SUPPLIED MATERIAL:
- - - -
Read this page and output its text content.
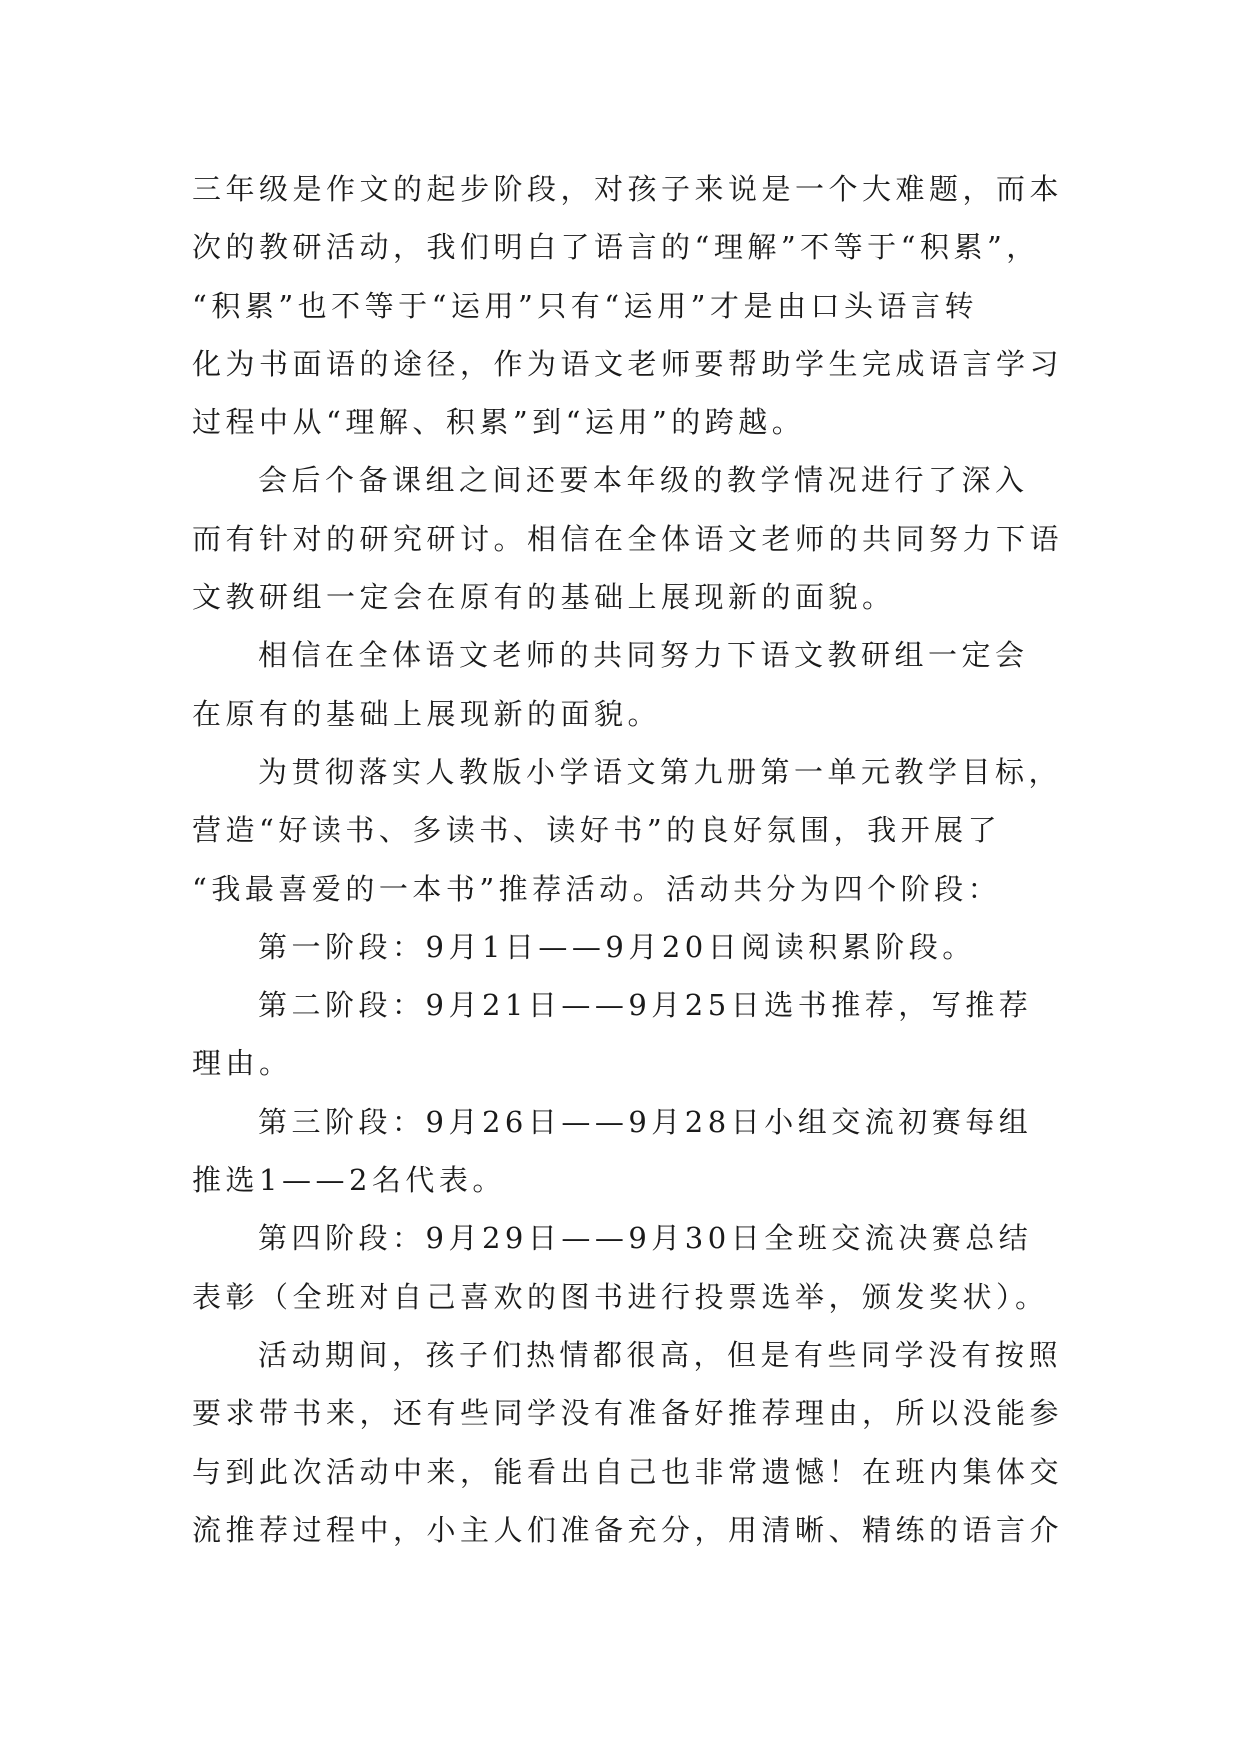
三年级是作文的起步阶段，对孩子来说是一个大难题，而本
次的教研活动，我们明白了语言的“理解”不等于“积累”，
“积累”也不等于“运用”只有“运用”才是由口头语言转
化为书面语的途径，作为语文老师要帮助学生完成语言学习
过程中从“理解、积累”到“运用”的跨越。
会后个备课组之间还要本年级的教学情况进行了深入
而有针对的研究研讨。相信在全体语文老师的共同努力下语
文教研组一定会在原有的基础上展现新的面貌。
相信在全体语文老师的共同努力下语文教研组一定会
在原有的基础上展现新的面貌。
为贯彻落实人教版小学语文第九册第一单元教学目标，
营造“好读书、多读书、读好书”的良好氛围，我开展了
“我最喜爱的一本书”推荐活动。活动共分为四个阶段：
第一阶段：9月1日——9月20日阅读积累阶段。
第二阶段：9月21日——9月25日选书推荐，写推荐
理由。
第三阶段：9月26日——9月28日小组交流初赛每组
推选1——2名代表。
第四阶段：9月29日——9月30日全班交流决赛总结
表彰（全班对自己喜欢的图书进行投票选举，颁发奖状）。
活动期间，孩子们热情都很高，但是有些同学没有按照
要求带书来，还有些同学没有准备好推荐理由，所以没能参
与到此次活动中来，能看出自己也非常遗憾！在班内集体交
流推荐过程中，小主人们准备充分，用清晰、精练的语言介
- - - -
WHAT IS ASKED: All of the entries need to be transcribed word for word; pictures are left out.

CORRECT RESULT:
Read this page and output its text content.
三年级是作文的起步阶段，对孩子来说是一个大难题，而本
次的教研活动，我们明白了语言的“理解”不等于“积累”，
“积累”也不等于“运用”只有“运用”才是由口头语言转
化为书面语的途径，作为语文老师要帮助学生完成语言学习
过程中从“理解、积累”到“运用”的跨越。
会后个备课组之间还要本年级的教学情况进行了深入
而有针对的研究研讨。相信在全体语文老师的共同努力下语
文教研组一定会在原有的基础上展现新的面貌。
相信在全体语文老师的共同努力下语文教研组一定会
在原有的基础上展现新的面貌。
为贯彻落实人教版小学语文第九册第一单元教学目标，
营造“好读书、多读书、读好书”的良好氛围，我开展了
“我最喜爱的一本书”推荐活动。活动共分为四个阶段：
第一阶段：9月1日——9月20日阅读积累阶段。
第二阶段：9月21日——9月25日选书推荐，写推荐
理由。
第三阶段：9月26日——9月28日小组交流初赛每组
推选1——2名代表。
第四阶段：9月29日——9月30日全班交流决赛总结
表彰（全班对自己喜欢的图书进行投票选举，颁发奖状）。
活动期间，孩子们热情都很高，但是有些同学没有按照
要求带书来，还有些同学没有准备好推荐理由，所以没能参
与到此次活动中来，能看出自己也非常遗憾！在班内集体交
流推荐过程中，小主人们准备充分，用清晰、精练的语言介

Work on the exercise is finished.